Stored dataset items:
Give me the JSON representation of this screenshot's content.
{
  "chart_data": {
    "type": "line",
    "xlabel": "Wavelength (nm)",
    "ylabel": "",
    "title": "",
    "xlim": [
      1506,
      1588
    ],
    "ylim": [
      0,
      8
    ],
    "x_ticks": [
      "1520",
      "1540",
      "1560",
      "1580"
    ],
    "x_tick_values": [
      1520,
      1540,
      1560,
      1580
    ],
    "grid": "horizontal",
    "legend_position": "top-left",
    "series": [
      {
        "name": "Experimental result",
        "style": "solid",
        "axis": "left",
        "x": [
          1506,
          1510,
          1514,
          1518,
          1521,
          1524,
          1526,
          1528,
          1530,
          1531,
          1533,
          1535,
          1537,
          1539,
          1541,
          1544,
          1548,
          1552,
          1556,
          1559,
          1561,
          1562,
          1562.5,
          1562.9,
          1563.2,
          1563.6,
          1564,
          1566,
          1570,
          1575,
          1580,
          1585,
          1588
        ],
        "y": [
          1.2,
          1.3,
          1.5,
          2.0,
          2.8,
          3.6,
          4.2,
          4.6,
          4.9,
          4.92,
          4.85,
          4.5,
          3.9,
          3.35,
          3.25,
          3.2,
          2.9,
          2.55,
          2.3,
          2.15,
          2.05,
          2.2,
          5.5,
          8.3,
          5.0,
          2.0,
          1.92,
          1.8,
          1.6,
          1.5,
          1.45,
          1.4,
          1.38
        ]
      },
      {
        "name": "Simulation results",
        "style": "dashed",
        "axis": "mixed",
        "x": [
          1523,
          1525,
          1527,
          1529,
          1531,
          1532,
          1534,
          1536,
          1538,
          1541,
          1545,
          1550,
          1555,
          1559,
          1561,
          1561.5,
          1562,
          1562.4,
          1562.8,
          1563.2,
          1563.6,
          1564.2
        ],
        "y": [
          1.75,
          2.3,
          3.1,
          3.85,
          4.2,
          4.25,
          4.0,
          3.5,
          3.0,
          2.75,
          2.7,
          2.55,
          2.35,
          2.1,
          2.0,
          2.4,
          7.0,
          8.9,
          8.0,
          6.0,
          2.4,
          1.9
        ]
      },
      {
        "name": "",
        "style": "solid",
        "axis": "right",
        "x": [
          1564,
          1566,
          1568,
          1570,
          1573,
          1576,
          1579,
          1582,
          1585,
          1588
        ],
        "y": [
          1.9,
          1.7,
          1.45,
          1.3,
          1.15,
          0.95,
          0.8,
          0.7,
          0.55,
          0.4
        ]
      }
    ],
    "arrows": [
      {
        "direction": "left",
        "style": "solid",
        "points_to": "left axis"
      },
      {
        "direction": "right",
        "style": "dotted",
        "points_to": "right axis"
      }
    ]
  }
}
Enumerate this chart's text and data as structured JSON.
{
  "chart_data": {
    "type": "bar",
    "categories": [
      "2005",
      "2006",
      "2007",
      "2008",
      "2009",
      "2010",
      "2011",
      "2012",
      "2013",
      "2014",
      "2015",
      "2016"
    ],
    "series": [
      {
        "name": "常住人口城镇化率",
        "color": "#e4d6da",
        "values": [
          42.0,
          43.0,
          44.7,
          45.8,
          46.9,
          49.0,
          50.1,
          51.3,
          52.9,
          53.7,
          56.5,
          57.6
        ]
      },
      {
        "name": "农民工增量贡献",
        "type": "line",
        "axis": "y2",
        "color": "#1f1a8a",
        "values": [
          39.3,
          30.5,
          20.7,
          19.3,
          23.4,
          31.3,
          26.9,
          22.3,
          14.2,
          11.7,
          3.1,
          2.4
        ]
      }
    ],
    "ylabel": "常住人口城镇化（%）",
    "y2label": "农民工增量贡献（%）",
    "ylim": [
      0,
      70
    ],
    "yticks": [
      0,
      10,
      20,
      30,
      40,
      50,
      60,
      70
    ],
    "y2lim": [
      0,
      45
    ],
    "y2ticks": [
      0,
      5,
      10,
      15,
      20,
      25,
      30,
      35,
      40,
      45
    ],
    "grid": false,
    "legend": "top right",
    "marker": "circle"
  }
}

STATED GOAL ▸
Repeat all entries. Match them exactly.

WRITTEN SOLUTION ▸
Give me the JSON representation of this screenshot's content.
{
  "chart_data": {
    "type": "line",
    "xlabel": "Wavelength (nm)",
    "ylabel": "",
    "title": "",
    "xlim": [
      1506,
      1588
    ],
    "ylim": [
      0,
      8
    ],
    "x_ticks": [
      "1520",
      "1540",
      "1560",
      "1580"
    ],
    "x_tick_values": [
      1520,
      1540,
      1560,
      1580
    ],
    "grid": "horizontal",
    "legend_position": "top-left",
    "series": [
      {
        "name": "Experimental result",
        "style": "solid",
        "axis": "left",
        "x": [
          1506,
          1510,
          1514,
          1518,
          1521,
          1524,
          1526,
          1528,
          1530,
          1531,
          1533,
          1535,
          1537,
          1539,
          1541,
          1544,
          1548,
          1552,
          1556,
          1559,
          1561,
          1562,
          1562.5,
          1562.9,
          1563.2,
          1563.6,
          1564,
          1566,
          1570,
          1575,
          1580,
          1585,
          1588
        ],
        "y": [
          1.2,
          1.3,
          1.5,
          2.0,
          2.8,
          3.6,
          4.2,
          4.6,
          4.9,
          4.92,
          4.85,
          4.5,
          3.9,
          3.35,
          3.25,
          3.2,
          2.9,
          2.55,
          2.3,
          2.15,
          2.05,
          2.2,
          5.5,
          8.3,
          5.0,
          2.0,
          1.92,
          1.8,
          1.6,
          1.5,
          1.45,
          1.4,
          1.38
        ]
      },
      {
        "name": "Simulation results",
        "style": "dashed",
        "axis": "mixed",
        "x": [
          1523,
          1525,
          1527,
          1529,
          1531,
          1532,
          1534,
          1536,
          1538,
          1541,
          1545,
          1550,
          1555,
          1559,
          1561,
          1561.5,
          1562,
          1562.4,
          1562.8,
          1563.2,
          1563.6,
          1564.2
        ],
        "y": [
          1.75,
          2.3,
          3.1,
          3.85,
          4.2,
          4.25,
          4.0,
          3.5,
          3.0,
          2.75,
          2.7,
          2.55,
          2.35,
          2.1,
          2.0,
          2.4,
          7.0,
          8.9,
          8.0,
          6.0,
          2.4,
          1.9
        ]
      },
      {
        "name": "",
        "style": "solid",
        "axis": "right",
        "x": [
          1564,
          1566,
          1568,
          1570,
          1573,
          1576,
          1579,
          1582,
          1585,
          1588
        ],
        "y": [
          1.9,
          1.7,
          1.45,
          1.3,
          1.15,
          0.95,
          0.8,
          0.7,
          0.55,
          0.4
        ]
      }
    ],
    "arrows": [
      {
        "direction": "left",
        "style": "solid",
        "points_to": "left axis"
      },
      {
        "direction": "right",
        "style": "dotted",
        "points_to": "right axis"
      }
    ]
  }
}
Enumerate this chart's text and data as structured JSON.
{
  "chart_data": {
    "type": "bar",
    "categories": [
      "2005",
      "2006",
      "2007",
      "2008",
      "2009",
      "2010",
      "2011",
      "2012",
      "2013",
      "2014",
      "2015",
      "2016"
    ],
    "series": [
      {
        "name": "常住人口城镇化率",
        "color": "#e4d6da",
        "values": [
          42.0,
          43.0,
          44.7,
          45.8,
          46.9,
          49.0,
          50.1,
          51.3,
          52.9,
          53.7,
          56.5,
          57.6
        ]
      },
      {
        "name": "农民工增量贡献",
        "type": "line",
        "axis": "y2",
        "color": "#1f1a8a",
        "values": [
          39.3,
          30.5,
          20.7,
          19.3,
          23.4,
          31.3,
          26.9,
          22.3,
          14.2,
          11.7,
          3.1,
          2.4
        ]
      }
    ],
    "ylabel": "常住人口城镇化（%）",
    "y2label": "农民工增量贡献（%）",
    "ylim": [
      0,
      70
    ],
    "yticks": [
      0,
      10,
      20,
      30,
      40,
      50,
      60,
      70
    ],
    "y2lim": [
      0,
      45
    ],
    "y2ticks": [
      0,
      5,
      10,
      15,
      20,
      25,
      30,
      35,
      40,
      45
    ],
    "grid": false,
    "legend": "top right",
    "marker": "circle"
  }
}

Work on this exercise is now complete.